TASK DETAILS ▸
Each entry below is to be transcribed exactly.

───

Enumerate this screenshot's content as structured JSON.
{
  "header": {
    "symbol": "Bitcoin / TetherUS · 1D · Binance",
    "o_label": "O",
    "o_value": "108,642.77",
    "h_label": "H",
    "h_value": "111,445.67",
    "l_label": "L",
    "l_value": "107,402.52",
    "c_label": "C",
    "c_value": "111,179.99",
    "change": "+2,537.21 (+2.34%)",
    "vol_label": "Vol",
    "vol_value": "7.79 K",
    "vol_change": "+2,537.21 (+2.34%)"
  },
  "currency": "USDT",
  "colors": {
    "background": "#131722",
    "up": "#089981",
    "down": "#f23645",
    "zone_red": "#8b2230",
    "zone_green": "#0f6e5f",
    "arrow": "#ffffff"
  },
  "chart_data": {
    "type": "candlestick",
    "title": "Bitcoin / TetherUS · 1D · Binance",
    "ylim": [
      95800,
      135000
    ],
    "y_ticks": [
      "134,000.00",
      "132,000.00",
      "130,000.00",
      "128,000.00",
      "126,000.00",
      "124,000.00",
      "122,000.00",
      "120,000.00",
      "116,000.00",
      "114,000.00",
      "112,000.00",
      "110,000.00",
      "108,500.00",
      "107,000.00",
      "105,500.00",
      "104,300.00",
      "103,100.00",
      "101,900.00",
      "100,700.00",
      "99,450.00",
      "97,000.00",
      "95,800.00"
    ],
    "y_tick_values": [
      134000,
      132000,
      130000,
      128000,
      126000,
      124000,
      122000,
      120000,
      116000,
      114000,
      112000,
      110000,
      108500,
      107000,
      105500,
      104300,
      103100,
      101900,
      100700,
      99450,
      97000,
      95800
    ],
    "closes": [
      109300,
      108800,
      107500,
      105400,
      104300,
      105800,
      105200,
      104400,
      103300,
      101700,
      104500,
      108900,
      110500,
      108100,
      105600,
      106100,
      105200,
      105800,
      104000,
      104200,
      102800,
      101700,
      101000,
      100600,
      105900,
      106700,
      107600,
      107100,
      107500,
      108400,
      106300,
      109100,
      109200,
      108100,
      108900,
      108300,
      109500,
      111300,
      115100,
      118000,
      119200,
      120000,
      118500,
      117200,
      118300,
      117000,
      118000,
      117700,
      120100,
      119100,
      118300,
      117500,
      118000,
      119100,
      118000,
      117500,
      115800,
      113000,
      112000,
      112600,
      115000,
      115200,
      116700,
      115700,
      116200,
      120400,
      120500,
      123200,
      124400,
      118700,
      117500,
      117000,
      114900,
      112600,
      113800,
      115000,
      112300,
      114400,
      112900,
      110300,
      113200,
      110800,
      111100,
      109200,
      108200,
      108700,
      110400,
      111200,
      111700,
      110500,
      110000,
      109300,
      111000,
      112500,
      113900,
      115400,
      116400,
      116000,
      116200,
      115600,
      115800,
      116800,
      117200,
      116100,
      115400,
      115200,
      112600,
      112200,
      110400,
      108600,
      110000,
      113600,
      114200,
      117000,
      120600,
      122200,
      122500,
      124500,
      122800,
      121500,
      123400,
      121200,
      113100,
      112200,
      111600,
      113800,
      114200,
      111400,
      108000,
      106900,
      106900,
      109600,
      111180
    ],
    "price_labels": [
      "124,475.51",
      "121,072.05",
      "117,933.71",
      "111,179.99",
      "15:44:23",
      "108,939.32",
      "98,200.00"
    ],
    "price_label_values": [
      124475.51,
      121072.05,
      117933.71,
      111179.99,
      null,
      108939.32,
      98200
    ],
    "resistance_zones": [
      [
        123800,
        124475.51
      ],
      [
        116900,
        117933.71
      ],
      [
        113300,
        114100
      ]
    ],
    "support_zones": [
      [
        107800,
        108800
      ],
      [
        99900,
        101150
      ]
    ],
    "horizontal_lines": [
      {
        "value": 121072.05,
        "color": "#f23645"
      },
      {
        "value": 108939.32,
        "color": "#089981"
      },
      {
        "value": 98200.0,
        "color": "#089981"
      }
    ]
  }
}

───

RESULT OF THIS TASK ▸
Enumerate this screenshot's content as structured JSON.
{
  "header": {
    "symbol": "Bitcoin / TetherUS · 1D · Binance",
    "o_label": "O",
    "o_value": "108,642.77",
    "h_label": "H",
    "h_value": "111,445.67",
    "l_label": "L",
    "l_value": "107,402.52",
    "c_label": "C",
    "c_value": "111,179.99",
    "change": "+2,537.21 (+2.34%)",
    "vol_label": "Vol",
    "vol_value": "7.79 K",
    "vol_change": "+2,537.21 (+2.34%)"
  },
  "currency": "USDT",
  "colors": {
    "background": "#131722",
    "up": "#089981",
    "down": "#f23645",
    "zone_red": "#8b2230",
    "zone_green": "#0f6e5f",
    "arrow": "#ffffff"
  },
  "chart_data": {
    "type": "candlestick",
    "title": "Bitcoin / TetherUS · 1D · Binance",
    "ylim": [
      95800,
      135000
    ],
    "y_ticks": [
      "134,000.00",
      "132,000.00",
      "130,000.00",
      "128,000.00",
      "126,000.00",
      "124,000.00",
      "122,000.00",
      "120,000.00",
      "116,000.00",
      "114,000.00",
      "112,000.00",
      "110,000.00",
      "108,500.00",
      "107,000.00",
      "105,500.00",
      "104,300.00",
      "103,100.00",
      "101,900.00",
      "100,700.00",
      "99,450.00",
      "97,000.00",
      "95,800.00"
    ],
    "y_tick_values": [
      134000,
      132000,
      130000,
      128000,
      126000,
      124000,
      122000,
      120000,
      116000,
      114000,
      112000,
      110000,
      108500,
      107000,
      105500,
      104300,
      103100,
      101900,
      100700,
      99450,
      97000,
      95800
    ],
    "closes": [
      109300,
      108800,
      107500,
      105400,
      104300,
      105800,
      105200,
      104400,
      103300,
      101700,
      104500,
      108900,
      110500,
      108100,
      105600,
      106100,
      105200,
      105800,
      104000,
      104200,
      102800,
      101700,
      101000,
      100600,
      105900,
      106700,
      107600,
      107100,
      107500,
      108400,
      106300,
      109100,
      109200,
      108100,
      108900,
      108300,
      109500,
      111300,
      115100,
      118000,
      119200,
      120000,
      118500,
      117200,
      118300,
      117000,
      118000,
      117700,
      120100,
      119100,
      118300,
      117500,
      118000,
      119100,
      118000,
      117500,
      115800,
      113000,
      112000,
      112600,
      115000,
      115200,
      116700,
      115700,
      116200,
      120400,
      120500,
      123200,
      124400,
      118700,
      117500,
      117000,
      114900,
      112600,
      113800,
      115000,
      112300,
      114400,
      112900,
      110300,
      113200,
      110800,
      111100,
      109200,
      108200,
      108700,
      110400,
      111200,
      111700,
      110500,
      110000,
      109300,
      111000,
      112500,
      113900,
      115400,
      116400,
      116000,
      116200,
      115600,
      115800,
      116800,
      117200,
      116100,
      115400,
      115200,
      112600,
      112200,
      110400,
      108600,
      110000,
      113600,
      114200,
      117000,
      120600,
      122200,
      122500,
      124500,
      122800,
      121500,
      123400,
      121200,
      113100,
      112200,
      111600,
      113800,
      114200,
      111400,
      108000,
      106900,
      106900,
      109600,
      111180
    ],
    "price_labels": [
      "124,475.51",
      "121,072.05",
      "117,933.71",
      "111,179.99",
      "15:44:23",
      "108,939.32",
      "98,200.00"
    ],
    "price_label_values": [
      124475.51,
      121072.05,
      117933.71,
      111179.99,
      null,
      108939.32,
      98200
    ],
    "resistance_zones": [
      [
        123800,
        124475.51
      ],
      [
        116900,
        117933.71
      ],
      [
        113300,
        114100
      ]
    ],
    "support_zones": [
      [
        107800,
        108800
      ],
      [
        99900,
        101150
      ]
    ],
    "horizontal_lines": [
      {
        "value": 121072.05,
        "color": "#f23645"
      },
      {
        "value": 108939.32,
        "color": "#089981"
      },
      {
        "value": 98200.0,
        "color": "#089981"
      }
    ]
  }
}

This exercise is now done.